> Data lines
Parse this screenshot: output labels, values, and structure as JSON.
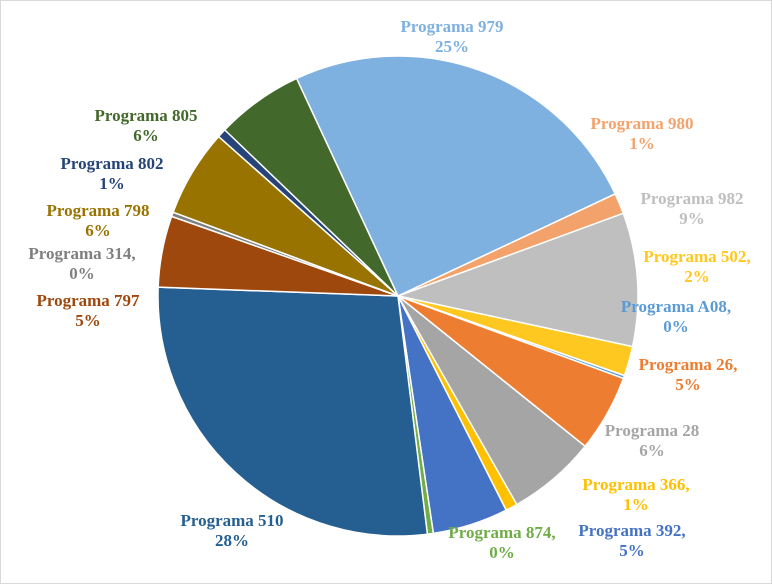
{
  "chart_data": {
    "type": "pie",
    "categories": [
      "Programa 979",
      "Programa 980",
      "Programa 982",
      "Programa 502,",
      "Programa A08,",
      "Programa 26,",
      "Programa 28",
      "Programa 366,",
      "Programa 392,",
      "Programa 874,",
      "Programa 510",
      "Programa 797",
      "Programa 314,",
      "Programa 798",
      "Programa 802",
      "Programa 805"
    ],
    "values": [
      25.0,
      1.4,
      9.0,
      2.0,
      0.2,
      5.2,
      6.0,
      0.8,
      5.1,
      0.4,
      27.6,
      4.8,
      0.3,
      5.9,
      0.6,
      5.9
    ],
    "value_labels": [
      "25%",
      "1%",
      "9%",
      "2%",
      "0%",
      "5%",
      "6%",
      "1%",
      "5%",
      "0%",
      "28%",
      "5%",
      "0%",
      "6%",
      "1%",
      "6%"
    ],
    "colors": [
      "#7eb0e0",
      "#f4a26b",
      "#bfbfbf",
      "#ffc820",
      "#5b9bd5",
      "#ed7d31",
      "#a5a5a5",
      "#ffc000",
      "#4472c4",
      "#70ad47",
      "#255e91",
      "#9e480e",
      "#7f7f7f",
      "#997300",
      "#264478",
      "#43682b"
    ]
  }
}
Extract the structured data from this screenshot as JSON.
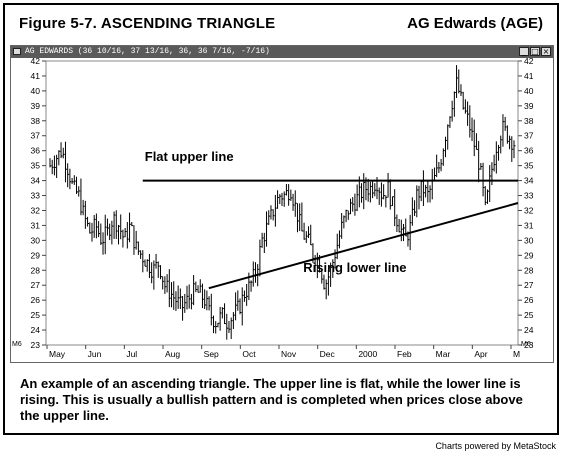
{
  "header": {
    "figure_title": "Figure 5-7. ASCENDING TRIANGLE",
    "company": "AG Edwards (AGE)"
  },
  "window": {
    "title": "AG EDWARDS (36 10/16, 37 13/16, 36, 36 7/16, -7/16)",
    "buttons": [
      "_",
      "□",
      "×"
    ]
  },
  "corner_labels": {
    "left": "M6",
    "right": "M6"
  },
  "chart_data": {
    "type": "ohlc",
    "title": "",
    "x_tick_labels": [
      "May",
      "Jun",
      "Jul",
      "Aug",
      "Sep",
      "Oct",
      "Nov",
      "Dec",
      "2000",
      "Feb",
      "Mar",
      "Apr",
      "M"
    ],
    "ylim": [
      23,
      42
    ],
    "y_ticks": [
      23,
      24,
      25,
      26,
      27,
      28,
      29,
      30,
      31,
      32,
      33,
      34,
      35,
      36,
      37,
      38,
      39,
      40,
      41,
      42
    ],
    "y_axis_both_sides": true,
    "grid": false,
    "approx_close_by_week": [
      35,
      35.5,
      36,
      35,
      33.5,
      33,
      31.5,
      30.5,
      31,
      30,
      30.5,
      31.5,
      31,
      30,
      31,
      29.5,
      29,
      28.5,
      28,
      28.5,
      27,
      26.5,
      26,
      25.5,
      26,
      26.5,
      26.5,
      26,
      25,
      24.5,
      25,
      24.5,
      25,
      25.5,
      26.5,
      27,
      28,
      30,
      31,
      32,
      33,
      33,
      33.5,
      32,
      30.5,
      30,
      29,
      28.5,
      27,
      28,
      29.5,
      31,
      32,
      32.5,
      33,
      33.5,
      33.5,
      34,
      33,
      33.5,
      32,
      31,
      30,
      31,
      33,
      33.5,
      33,
      34,
      35,
      37,
      39,
      40.5,
      39,
      38,
      36.5,
      35,
      32,
      34.5,
      36.5,
      37.5,
      37,
      36.5
    ],
    "annotations": [
      {
        "label": "Flat upper line",
        "line": [
          [
            0.205,
            34
          ],
          [
            1.0,
            34
          ]
        ]
      },
      {
        "label": "Rising lower line",
        "line": [
          [
            0.345,
            26.8
          ],
          [
            1.0,
            32.5
          ]
        ]
      }
    ]
  },
  "caption": "An example of an ascending triangle. The upper line is flat, while the lower line is rising. This is usually a bullish pattern and is completed when prices close above the upper line.",
  "credit": "Charts powered by MetaStock"
}
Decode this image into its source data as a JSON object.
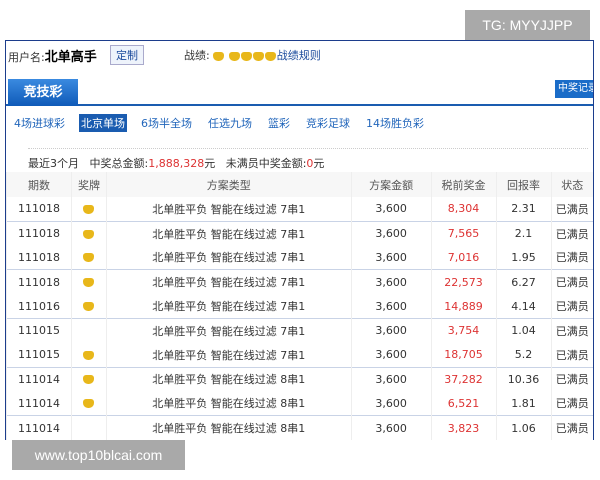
{
  "watermarks": {
    "top": "TG: MYYJJPP",
    "bottom": "www.top10blcai.com"
  },
  "user": {
    "label": "用户名:",
    "name": "北单高手",
    "custom_button": "定制",
    "record_label": "战绩:",
    "record_rule": "战绩规则"
  },
  "tabs": {
    "main": "竞技彩",
    "right": "中奖记录"
  },
  "subtabs": [
    "4场进球彩",
    "北京单场",
    "6场半全场",
    "任选九场",
    "篮彩",
    "竞彩足球",
    "14场胜负彩"
  ],
  "active_subtab": "北京单场",
  "summary": {
    "period": "最近3个月",
    "total_label": "中奖总金额:",
    "total_value": "1,888,328",
    "total_unit": "元",
    "unfilled_label": "未满员中奖金额:",
    "unfilled_value": "0",
    "unfilled_unit": "元"
  },
  "table": {
    "headers": [
      "期数",
      "奖牌",
      "方案类型",
      "方案金额",
      "税前奖金",
      "回报率",
      "状态"
    ],
    "rows": [
      {
        "issue": "111018",
        "medal": true,
        "type": "北单胜平负 智能在线过滤 7串1",
        "amount": "3,600",
        "prize": "8,304",
        "rate": "2.31",
        "status": "已满员"
      },
      {
        "issue": "111018",
        "medal": true,
        "type": "北单胜平负 智能在线过滤 7串1",
        "amount": "3,600",
        "prize": "7,565",
        "rate": "2.1",
        "status": "已满员"
      },
      {
        "issue": "111018",
        "medal": true,
        "type": "北单胜平负 智能在线过滤 7串1",
        "amount": "3,600",
        "prize": "7,016",
        "rate": "1.95",
        "status": "已满员"
      },
      {
        "issue": "111018",
        "medal": true,
        "type": "北单胜平负 智能在线过滤 7串1",
        "amount": "3,600",
        "prize": "22,573",
        "rate": "6.27",
        "status": "已满员"
      },
      {
        "issue": "111016",
        "medal": true,
        "type": "北单胜平负 智能在线过滤 7串1",
        "amount": "3,600",
        "prize": "14,889",
        "rate": "4.14",
        "status": "已满员"
      },
      {
        "issue": "111015",
        "medal": false,
        "type": "北单胜平负 智能在线过滤 7串1",
        "amount": "3,600",
        "prize": "3,754",
        "rate": "1.04",
        "status": "已满员"
      },
      {
        "issue": "111015",
        "medal": true,
        "type": "北单胜平负 智能在线过滤 7串1",
        "amount": "3,600",
        "prize": "18,705",
        "rate": "5.2",
        "status": "已满员"
      },
      {
        "issue": "111014",
        "medal": true,
        "type": "北单胜平负 智能在线过滤 8串1",
        "amount": "3,600",
        "prize": "37,282",
        "rate": "10.36",
        "status": "已满员"
      },
      {
        "issue": "111014",
        "medal": true,
        "type": "北单胜平负 智能在线过滤 8串1",
        "amount": "3,600",
        "prize": "6,521",
        "rate": "1.81",
        "status": "已满员"
      },
      {
        "issue": "111014",
        "medal": false,
        "type": "北单胜平负 智能在线过滤 8串1",
        "amount": "3,600",
        "prize": "3,823",
        "rate": "1.06",
        "status": "已满员"
      }
    ]
  },
  "colors": {
    "accent": "#1a5cb0",
    "prize": "#dd3333",
    "medal": "#e8b71a"
  }
}
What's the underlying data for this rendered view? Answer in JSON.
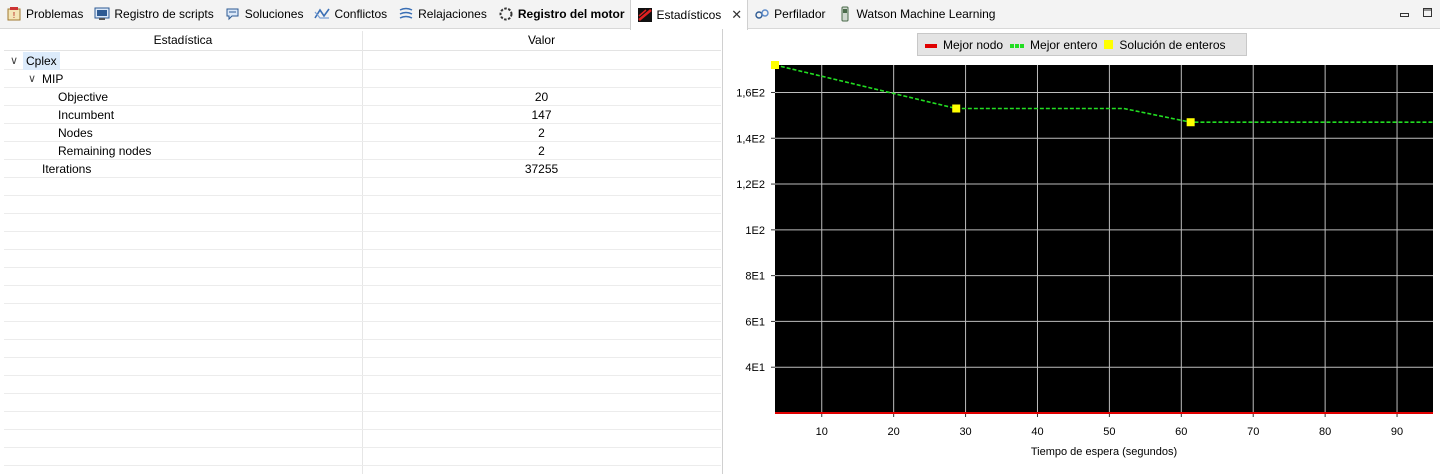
{
  "tabs": [
    {
      "label": "Problemas",
      "icon": "problems-icon"
    },
    {
      "label": "Registro de scripts",
      "icon": "script-log-icon"
    },
    {
      "label": "Soluciones",
      "icon": "solutions-icon"
    },
    {
      "label": "Conflictos",
      "icon": "conflicts-icon"
    },
    {
      "label": "Relajaciones",
      "icon": "relaxations-icon"
    },
    {
      "label": "Registro del motor",
      "icon": "engine-log-icon"
    },
    {
      "label": "Estadísticos",
      "icon": "statistics-icon"
    },
    {
      "label": "Perfilador",
      "icon": "profiler-icon"
    },
    {
      "label": "Watson Machine Learning",
      "icon": "watson-ml-icon"
    }
  ],
  "active_tab": "Estadísticos",
  "table": {
    "col_statistic": "Estadística",
    "col_value": "Valor",
    "rows": [
      {
        "name": "Cplex",
        "value": "",
        "level": 0,
        "expanded": true,
        "selected": true
      },
      {
        "name": "MIP",
        "value": "",
        "level": 1,
        "expanded": true
      },
      {
        "name": "Objective",
        "value": "20",
        "level": 2
      },
      {
        "name": "Incumbent",
        "value": "147",
        "level": 2
      },
      {
        "name": "Nodes",
        "value": "2",
        "level": 2
      },
      {
        "name": "Remaining nodes",
        "value": "2",
        "level": 2
      },
      {
        "name": "Iterations",
        "value": "37255",
        "level": 1
      }
    ]
  },
  "chart_data": {
    "type": "line",
    "xlabel": "Tiempo de espera (segundos)",
    "ylabel": "",
    "xlim": [
      3.5,
      95
    ],
    "ylim": [
      20,
      172
    ],
    "x_ticks": [
      10,
      20,
      30,
      40,
      50,
      60,
      70,
      80,
      90
    ],
    "y_ticks": [
      {
        "value": 40,
        "label": "4E1"
      },
      {
        "value": 60,
        "label": "6E1"
      },
      {
        "value": 80,
        "label": "8E1"
      },
      {
        "value": 100,
        "label": "1E2"
      },
      {
        "value": 120,
        "label": "1,2E2"
      },
      {
        "value": 140,
        "label": "1,4E2"
      },
      {
        "value": 160,
        "label": "1,6E2"
      }
    ],
    "grid": true,
    "legend_position": "top",
    "background": "#000000",
    "series": [
      {
        "name": "Mejor nodo",
        "style": "solid",
        "color": "#e00000",
        "points": [
          [
            3.5,
            20
          ],
          [
            95,
            20
          ]
        ]
      },
      {
        "name": "Mejor entero",
        "style": "dashed",
        "color": "#22dd22",
        "points": [
          [
            3.5,
            172
          ],
          [
            28.7,
            153
          ],
          [
            52,
            153
          ],
          [
            61.3,
            147
          ],
          [
            95,
            147
          ]
        ]
      },
      {
        "name": "Solución de enteros",
        "style": "markers",
        "color": "#ffff00",
        "points": [
          [
            3.5,
            172
          ],
          [
            28.7,
            153
          ],
          [
            61.3,
            147
          ]
        ]
      }
    ]
  }
}
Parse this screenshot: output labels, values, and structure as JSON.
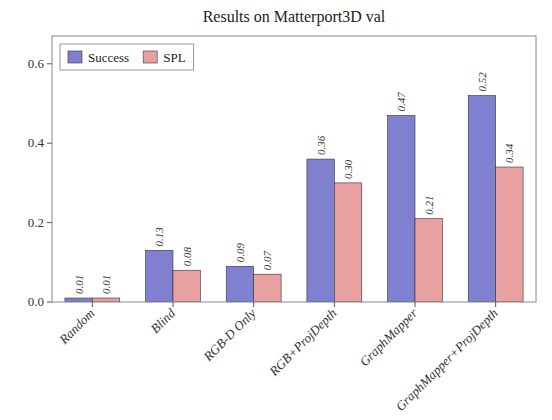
{
  "chart_data": {
    "type": "bar",
    "title": "Results on Matterport3D val",
    "categories": [
      "Random",
      "Blind",
      "RGB-D Only",
      "RGB+ProjDepth",
      "GraphMapper",
      "GraphMapper+ProjDepth"
    ],
    "series": [
      {
        "name": "Success",
        "color": "#8080d0",
        "values": [
          0.01,
          0.13,
          0.09,
          0.36,
          0.47,
          0.52
        ],
        "value_labels": [
          "0.01",
          "0.13",
          "0.09",
          "0.36",
          "0.47",
          "0.52"
        ]
      },
      {
        "name": "SPL",
        "color": "#e8a0a0",
        "values": [
          0.01,
          0.08,
          0.07,
          0.3,
          0.21,
          0.34
        ],
        "value_labels": [
          "0.01",
          "0.08",
          "0.07",
          "0.30",
          "0.21",
          "0.34"
        ]
      }
    ],
    "ylim": [
      0,
      0.67
    ],
    "yticks": [
      {
        "value": 0.0,
        "label": "0.0"
      },
      0.2,
      0.4,
      0.6
    ],
    "grid": false,
    "legend": "upper left",
    "data_labels": true
  }
}
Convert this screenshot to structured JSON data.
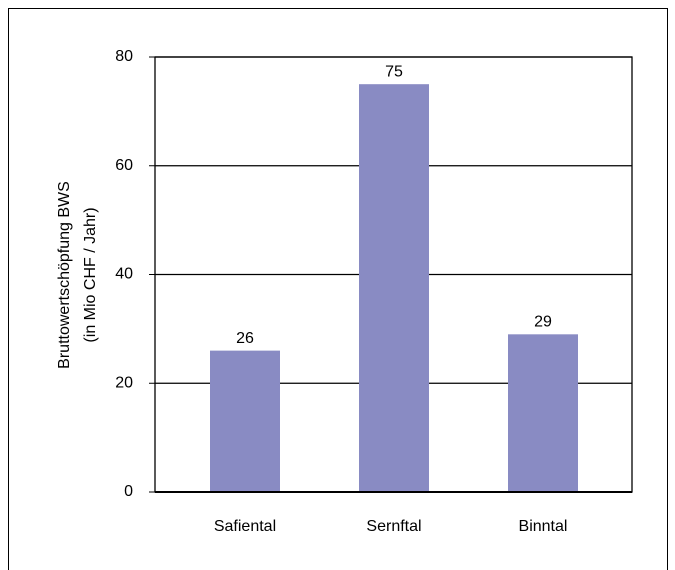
{
  "chart_data": {
    "type": "bar",
    "y_label": [
      "Bruttowertschöpfung BWS",
      "(in Mio CHF / Jahr)"
    ],
    "categories": [
      "Safiental",
      "Sernftal",
      "Binntal"
    ],
    "values": [
      26,
      75,
      29
    ],
    "color": "#898bc3",
    "ylim": [
      0,
      80
    ],
    "yticks": [
      0,
      20,
      40,
      60,
      80
    ],
    "grid": true
  }
}
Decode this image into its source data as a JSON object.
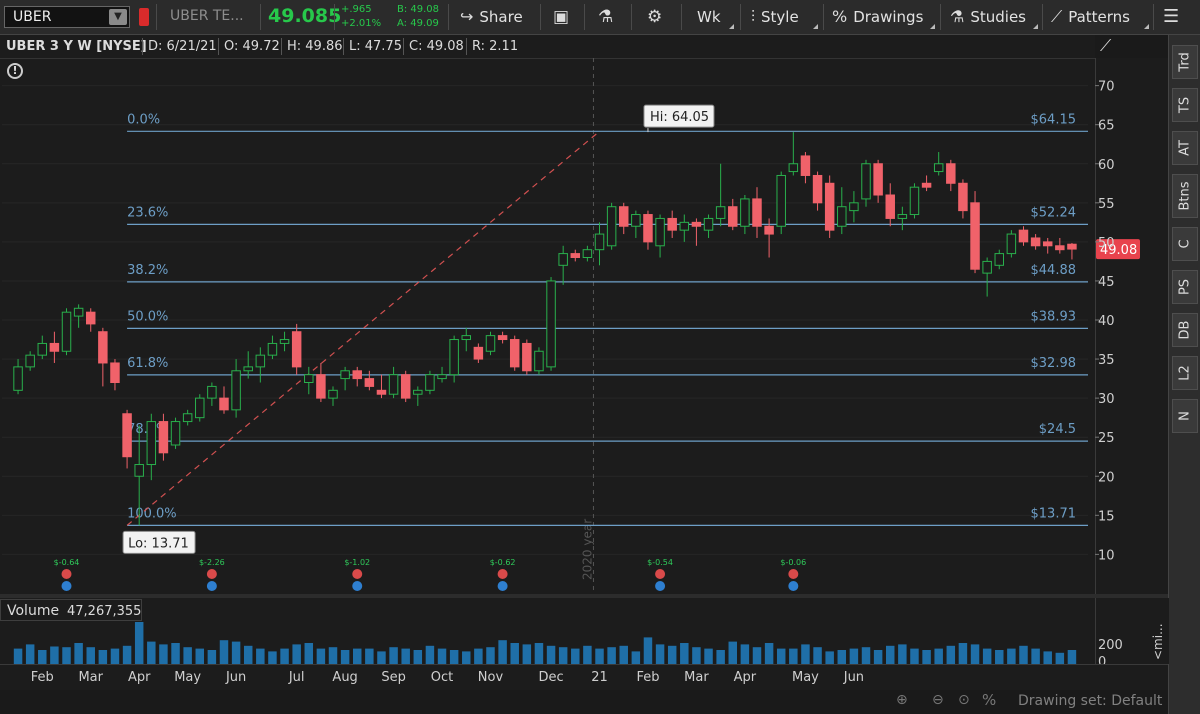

> What is being asked
Search the preceding listing for "ProjDepth" and extract every line where it is found.

> The solution
      "RGB+ProjDepth",
      "GraphMapper+ProjDepth"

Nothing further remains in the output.